Extrait:
== == ==

Plus à l'écoute sur ces problématiques, les entreprises sont de plus en plus nombreuses à adhérer à ce type de démarche et la déconnexion avec le monde agricole tend ainsi à se réduire. Et si le bio ne représentait encore que 3,2 % des achats en restauration collective en 2016 (0,6 % en 2008), il connaît une croissance exponentielle. Avec ses volumes d'achats (11 millions de repas par an, pour un budget annuel de 95 millions d'euros), Orange peut créer une réelle dynamique et inciter d'autres grandes entreprises à rejoindre l'aventure. La Poste, actuellement en discussion avec la FNAB, pourrait bien être la prochaine.

Zoom La démarche d'Orange

Pionnier de la transition alimentaire en entreprise, Orange a enclenché dès 2010 une démarche vertueuse en étoffant son cahier des charges avec 20 % de bio. "Au départ, les prestataires n'ont pas forcément joué le jeu, mettant en avant le manque de disponibilité des produits, explique Dominique Sauvage, responsable du pôle expertise restauration chez Orange. La mise en concurrence des majors avec de plus petites SRC a créé une forme d'émulation et leur permet d'être à présent au niveau souhaité."

== == ==

Données:

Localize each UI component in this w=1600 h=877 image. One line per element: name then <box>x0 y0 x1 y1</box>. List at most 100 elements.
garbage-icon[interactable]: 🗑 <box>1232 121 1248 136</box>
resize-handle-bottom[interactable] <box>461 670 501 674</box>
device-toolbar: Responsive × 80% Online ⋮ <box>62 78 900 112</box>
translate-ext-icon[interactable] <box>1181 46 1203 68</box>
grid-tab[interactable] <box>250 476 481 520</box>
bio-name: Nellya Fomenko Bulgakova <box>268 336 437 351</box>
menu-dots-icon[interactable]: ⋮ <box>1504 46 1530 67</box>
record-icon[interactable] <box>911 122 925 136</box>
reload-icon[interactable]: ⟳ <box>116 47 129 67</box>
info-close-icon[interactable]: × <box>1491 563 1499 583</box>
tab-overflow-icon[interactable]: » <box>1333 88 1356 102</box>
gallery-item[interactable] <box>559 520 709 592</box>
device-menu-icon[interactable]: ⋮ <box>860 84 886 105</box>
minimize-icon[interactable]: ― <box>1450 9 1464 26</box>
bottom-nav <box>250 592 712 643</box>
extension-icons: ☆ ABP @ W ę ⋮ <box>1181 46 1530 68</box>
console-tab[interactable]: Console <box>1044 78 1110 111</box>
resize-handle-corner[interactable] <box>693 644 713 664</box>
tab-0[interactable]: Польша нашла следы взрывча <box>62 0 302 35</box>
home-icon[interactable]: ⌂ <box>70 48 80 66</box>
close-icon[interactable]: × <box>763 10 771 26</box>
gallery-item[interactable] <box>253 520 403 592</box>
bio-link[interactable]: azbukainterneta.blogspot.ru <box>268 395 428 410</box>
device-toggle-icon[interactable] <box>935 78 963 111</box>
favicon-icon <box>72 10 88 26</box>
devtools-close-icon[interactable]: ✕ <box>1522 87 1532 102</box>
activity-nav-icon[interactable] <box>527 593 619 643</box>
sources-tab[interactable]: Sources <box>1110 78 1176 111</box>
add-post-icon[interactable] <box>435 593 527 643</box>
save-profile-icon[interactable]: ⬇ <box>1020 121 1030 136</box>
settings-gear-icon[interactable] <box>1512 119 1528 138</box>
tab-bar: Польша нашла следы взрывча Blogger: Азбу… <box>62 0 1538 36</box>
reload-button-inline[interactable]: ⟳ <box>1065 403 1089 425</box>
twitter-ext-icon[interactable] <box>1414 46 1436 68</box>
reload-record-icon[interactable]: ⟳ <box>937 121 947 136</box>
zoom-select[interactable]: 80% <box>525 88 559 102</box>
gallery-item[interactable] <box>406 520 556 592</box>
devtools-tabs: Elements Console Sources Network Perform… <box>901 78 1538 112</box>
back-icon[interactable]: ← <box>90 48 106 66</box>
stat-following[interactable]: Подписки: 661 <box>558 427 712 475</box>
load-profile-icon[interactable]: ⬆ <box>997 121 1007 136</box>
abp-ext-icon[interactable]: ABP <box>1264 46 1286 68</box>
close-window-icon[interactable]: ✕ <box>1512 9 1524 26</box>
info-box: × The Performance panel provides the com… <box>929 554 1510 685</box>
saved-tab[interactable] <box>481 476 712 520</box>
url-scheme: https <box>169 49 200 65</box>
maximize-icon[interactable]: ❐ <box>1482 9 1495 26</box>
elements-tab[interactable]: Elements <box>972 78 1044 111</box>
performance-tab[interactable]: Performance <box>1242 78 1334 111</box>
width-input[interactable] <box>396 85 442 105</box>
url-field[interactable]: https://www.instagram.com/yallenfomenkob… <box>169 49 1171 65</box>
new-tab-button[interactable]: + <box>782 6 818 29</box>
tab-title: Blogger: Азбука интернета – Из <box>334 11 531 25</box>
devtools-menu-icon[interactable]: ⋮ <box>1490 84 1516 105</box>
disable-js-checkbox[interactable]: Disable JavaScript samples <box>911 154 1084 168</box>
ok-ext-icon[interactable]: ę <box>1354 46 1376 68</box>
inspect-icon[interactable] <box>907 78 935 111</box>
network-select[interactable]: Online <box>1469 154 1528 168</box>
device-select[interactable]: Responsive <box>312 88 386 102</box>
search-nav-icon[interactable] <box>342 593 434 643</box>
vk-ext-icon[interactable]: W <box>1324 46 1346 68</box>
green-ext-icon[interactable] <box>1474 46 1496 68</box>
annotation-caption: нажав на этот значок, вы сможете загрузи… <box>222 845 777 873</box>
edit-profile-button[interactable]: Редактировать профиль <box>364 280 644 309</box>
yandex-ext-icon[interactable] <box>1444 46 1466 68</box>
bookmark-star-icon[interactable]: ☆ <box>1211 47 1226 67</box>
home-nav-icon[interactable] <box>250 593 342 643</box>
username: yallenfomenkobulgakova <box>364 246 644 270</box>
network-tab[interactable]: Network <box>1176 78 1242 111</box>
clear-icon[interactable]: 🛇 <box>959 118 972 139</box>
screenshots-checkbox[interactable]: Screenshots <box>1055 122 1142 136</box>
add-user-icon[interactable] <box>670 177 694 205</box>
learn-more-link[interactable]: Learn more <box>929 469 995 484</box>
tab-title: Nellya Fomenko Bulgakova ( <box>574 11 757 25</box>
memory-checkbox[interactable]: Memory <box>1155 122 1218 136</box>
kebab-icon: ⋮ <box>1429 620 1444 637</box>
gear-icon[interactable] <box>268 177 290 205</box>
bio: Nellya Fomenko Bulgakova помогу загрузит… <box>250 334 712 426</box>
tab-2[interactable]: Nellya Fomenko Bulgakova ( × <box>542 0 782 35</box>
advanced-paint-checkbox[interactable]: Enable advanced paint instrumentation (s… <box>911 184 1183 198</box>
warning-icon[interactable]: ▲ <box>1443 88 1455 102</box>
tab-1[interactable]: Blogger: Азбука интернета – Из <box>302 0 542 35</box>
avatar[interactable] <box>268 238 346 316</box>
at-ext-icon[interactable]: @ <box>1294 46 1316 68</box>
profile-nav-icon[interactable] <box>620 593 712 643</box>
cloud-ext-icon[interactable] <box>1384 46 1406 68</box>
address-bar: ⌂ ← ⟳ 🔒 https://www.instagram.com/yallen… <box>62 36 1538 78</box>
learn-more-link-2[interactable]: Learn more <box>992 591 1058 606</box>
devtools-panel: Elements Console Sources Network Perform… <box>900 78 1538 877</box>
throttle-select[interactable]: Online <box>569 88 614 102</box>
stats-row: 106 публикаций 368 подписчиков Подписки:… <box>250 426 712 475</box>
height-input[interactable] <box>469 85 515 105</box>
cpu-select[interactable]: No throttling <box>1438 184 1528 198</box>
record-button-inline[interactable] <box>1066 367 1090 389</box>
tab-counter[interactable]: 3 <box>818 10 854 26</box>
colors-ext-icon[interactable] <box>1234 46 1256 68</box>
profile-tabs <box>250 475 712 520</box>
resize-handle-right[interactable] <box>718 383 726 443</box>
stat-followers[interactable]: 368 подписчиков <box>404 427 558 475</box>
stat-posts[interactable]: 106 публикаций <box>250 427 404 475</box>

== == ==

À produire: Recopiez mot pour mot l'extrait sur le bio dans les cantines d'entreprise, du début à la fin. Ces enregistrements viennent d'une autre source que l'extrait.

Réponse:
Plus à l'écoute sur ces problématiques, les entreprises sont de plus en plus nombreuses à adhérer à ce type de démarche et la déconnexion avec le monde agricole tend ainsi à se réduire. Et si le bio ne représentait encore que 3,2 % des achats en restauration collective en 2016 (0,6 % en 2008), il connaît une croissance exponentielle. Avec ses volumes d'achats (11 millions de repas par an, pour un budget annuel de 95 millions d'euros), Orange peut créer une réelle dynamique et inciter d'autres grandes entreprises à rejoindre l'aventure. La Poste, actuellement en discussion avec la FNAB, pourrait bien être la prochaine.

Zoom La démarche d'Orange

Pionnier de la transition alimentaire en entreprise, Orange a enclenché dès 2010 une démarche vertueuse en étoffant son cahier des charges avec 20 % de bio. "Au départ, les prestataires n'ont pas forcément joué le jeu, mettant en avant le manque de disponibilité des produits, explique Dominique Sauvage, responsable du pôle expertise restauration chez Orange. La mise en concurrence des majors avec de plus petites SRC a créé une forme d'émulation et leur permet d'être à présent au niveau souhaité."